[Collected data]
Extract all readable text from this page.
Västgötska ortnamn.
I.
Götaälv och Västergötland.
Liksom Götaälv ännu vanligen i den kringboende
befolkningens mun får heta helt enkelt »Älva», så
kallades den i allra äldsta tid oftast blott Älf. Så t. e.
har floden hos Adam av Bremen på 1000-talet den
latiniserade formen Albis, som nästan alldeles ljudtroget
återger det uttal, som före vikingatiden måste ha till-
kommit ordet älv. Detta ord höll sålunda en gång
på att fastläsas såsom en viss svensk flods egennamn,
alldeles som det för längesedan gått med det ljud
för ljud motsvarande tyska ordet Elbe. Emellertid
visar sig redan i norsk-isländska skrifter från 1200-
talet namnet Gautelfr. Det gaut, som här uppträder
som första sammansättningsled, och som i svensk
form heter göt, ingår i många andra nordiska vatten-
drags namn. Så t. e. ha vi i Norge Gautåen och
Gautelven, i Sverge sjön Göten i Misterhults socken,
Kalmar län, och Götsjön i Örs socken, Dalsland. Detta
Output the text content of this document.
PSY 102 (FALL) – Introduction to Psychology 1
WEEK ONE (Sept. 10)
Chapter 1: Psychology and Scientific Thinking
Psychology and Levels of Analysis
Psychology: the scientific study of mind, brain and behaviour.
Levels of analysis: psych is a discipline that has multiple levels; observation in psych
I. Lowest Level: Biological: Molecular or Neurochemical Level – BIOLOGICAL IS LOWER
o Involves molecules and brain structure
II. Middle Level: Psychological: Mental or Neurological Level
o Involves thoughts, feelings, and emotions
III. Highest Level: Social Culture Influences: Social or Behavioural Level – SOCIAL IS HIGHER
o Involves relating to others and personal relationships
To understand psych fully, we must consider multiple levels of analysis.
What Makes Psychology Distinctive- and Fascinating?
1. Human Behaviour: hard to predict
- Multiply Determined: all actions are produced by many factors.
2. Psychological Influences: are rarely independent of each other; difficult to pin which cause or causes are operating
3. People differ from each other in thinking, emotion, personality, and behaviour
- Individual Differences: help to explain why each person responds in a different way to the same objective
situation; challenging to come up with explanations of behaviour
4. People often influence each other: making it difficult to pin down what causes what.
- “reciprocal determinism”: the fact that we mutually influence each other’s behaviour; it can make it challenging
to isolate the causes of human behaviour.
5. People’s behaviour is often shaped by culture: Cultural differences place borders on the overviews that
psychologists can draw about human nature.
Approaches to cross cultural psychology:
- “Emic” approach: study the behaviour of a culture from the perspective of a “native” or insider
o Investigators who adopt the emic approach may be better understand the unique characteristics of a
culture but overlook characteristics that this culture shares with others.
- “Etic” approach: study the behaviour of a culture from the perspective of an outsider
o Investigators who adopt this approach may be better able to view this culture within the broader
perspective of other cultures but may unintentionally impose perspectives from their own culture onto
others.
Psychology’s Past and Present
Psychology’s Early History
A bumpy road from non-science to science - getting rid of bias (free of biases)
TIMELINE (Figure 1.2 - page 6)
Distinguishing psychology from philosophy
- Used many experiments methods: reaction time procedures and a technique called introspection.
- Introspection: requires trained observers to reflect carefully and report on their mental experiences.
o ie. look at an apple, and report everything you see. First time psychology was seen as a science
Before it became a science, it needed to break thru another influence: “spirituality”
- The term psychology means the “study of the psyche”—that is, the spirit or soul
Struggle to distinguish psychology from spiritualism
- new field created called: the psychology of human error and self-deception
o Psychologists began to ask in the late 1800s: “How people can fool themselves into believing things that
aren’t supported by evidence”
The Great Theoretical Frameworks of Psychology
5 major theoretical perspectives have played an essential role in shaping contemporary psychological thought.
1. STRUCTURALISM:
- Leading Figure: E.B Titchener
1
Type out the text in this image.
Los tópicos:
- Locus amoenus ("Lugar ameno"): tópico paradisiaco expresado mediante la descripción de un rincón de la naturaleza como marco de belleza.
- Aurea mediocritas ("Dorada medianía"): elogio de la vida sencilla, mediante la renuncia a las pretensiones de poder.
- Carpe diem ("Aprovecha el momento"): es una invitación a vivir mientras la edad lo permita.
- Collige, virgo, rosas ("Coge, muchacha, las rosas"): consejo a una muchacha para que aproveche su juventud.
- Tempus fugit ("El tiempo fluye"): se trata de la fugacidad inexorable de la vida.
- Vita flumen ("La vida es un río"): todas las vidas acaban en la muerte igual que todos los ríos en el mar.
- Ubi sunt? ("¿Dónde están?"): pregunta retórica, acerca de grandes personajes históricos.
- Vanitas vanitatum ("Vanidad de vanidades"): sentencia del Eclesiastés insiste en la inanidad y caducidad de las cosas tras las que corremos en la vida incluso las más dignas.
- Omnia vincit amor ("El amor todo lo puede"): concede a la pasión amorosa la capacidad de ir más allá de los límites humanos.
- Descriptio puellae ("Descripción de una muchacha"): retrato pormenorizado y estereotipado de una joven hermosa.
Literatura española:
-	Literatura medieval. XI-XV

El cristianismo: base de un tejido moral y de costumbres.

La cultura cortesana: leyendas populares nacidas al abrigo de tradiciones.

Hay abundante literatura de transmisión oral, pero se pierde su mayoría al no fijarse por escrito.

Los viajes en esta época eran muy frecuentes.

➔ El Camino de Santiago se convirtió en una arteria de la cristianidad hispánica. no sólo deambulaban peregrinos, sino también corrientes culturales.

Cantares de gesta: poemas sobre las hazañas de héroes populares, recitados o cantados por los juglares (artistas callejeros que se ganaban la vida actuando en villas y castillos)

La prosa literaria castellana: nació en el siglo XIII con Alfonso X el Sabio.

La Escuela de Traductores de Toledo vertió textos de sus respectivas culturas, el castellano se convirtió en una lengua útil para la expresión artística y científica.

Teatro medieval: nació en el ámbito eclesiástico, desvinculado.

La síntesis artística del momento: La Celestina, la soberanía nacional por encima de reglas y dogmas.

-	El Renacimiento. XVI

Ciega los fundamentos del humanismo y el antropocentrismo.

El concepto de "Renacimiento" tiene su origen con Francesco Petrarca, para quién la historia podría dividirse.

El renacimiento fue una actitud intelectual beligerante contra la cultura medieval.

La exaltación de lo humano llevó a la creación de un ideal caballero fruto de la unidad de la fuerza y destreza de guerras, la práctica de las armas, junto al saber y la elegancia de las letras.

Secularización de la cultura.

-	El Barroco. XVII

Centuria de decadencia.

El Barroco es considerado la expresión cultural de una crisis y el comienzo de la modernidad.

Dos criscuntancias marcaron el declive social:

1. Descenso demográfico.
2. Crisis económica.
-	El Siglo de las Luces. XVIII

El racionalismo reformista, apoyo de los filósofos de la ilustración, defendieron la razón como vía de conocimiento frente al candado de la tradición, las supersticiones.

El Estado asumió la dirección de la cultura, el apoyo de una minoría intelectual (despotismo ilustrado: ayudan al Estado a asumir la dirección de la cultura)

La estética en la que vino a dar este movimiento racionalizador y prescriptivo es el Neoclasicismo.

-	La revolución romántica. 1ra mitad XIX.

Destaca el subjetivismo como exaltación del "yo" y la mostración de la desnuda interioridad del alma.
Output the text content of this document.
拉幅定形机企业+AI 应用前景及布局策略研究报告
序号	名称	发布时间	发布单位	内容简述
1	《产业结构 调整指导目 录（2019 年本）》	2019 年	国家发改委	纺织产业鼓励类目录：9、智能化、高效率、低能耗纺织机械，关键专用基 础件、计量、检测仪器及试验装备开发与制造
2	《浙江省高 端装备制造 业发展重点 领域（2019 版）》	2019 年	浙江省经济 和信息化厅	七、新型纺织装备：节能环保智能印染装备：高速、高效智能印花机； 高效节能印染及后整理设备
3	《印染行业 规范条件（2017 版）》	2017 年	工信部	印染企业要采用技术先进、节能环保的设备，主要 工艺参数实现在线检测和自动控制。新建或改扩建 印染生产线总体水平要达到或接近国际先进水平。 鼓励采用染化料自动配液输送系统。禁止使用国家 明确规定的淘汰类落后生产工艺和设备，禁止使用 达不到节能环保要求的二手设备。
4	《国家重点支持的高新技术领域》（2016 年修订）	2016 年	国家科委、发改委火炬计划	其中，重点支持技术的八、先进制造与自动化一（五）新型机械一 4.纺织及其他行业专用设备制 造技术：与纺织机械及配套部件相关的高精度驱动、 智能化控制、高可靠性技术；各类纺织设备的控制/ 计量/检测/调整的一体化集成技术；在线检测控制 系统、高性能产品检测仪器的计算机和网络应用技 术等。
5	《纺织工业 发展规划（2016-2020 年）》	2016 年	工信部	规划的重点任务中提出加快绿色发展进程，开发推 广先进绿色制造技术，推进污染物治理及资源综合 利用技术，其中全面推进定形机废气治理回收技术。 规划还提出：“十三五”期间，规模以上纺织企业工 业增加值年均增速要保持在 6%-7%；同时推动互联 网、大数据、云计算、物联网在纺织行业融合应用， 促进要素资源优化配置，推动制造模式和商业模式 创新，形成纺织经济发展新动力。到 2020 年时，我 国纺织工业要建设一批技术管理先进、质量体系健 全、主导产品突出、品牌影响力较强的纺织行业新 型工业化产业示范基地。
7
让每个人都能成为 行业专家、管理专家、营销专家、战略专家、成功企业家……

* Stated goal: Pick out the lines containing the string "muchacha" and show them.

* Solution below:
- Collige, virgo, rosas ("Coge, muchacha, las rosas"): consejo a una muchacha para que aproveche su juventud.
- Descriptio puellae ("Descripción de una muchacha"): retrato pormenorizado y estereotipado de una joven hermosa.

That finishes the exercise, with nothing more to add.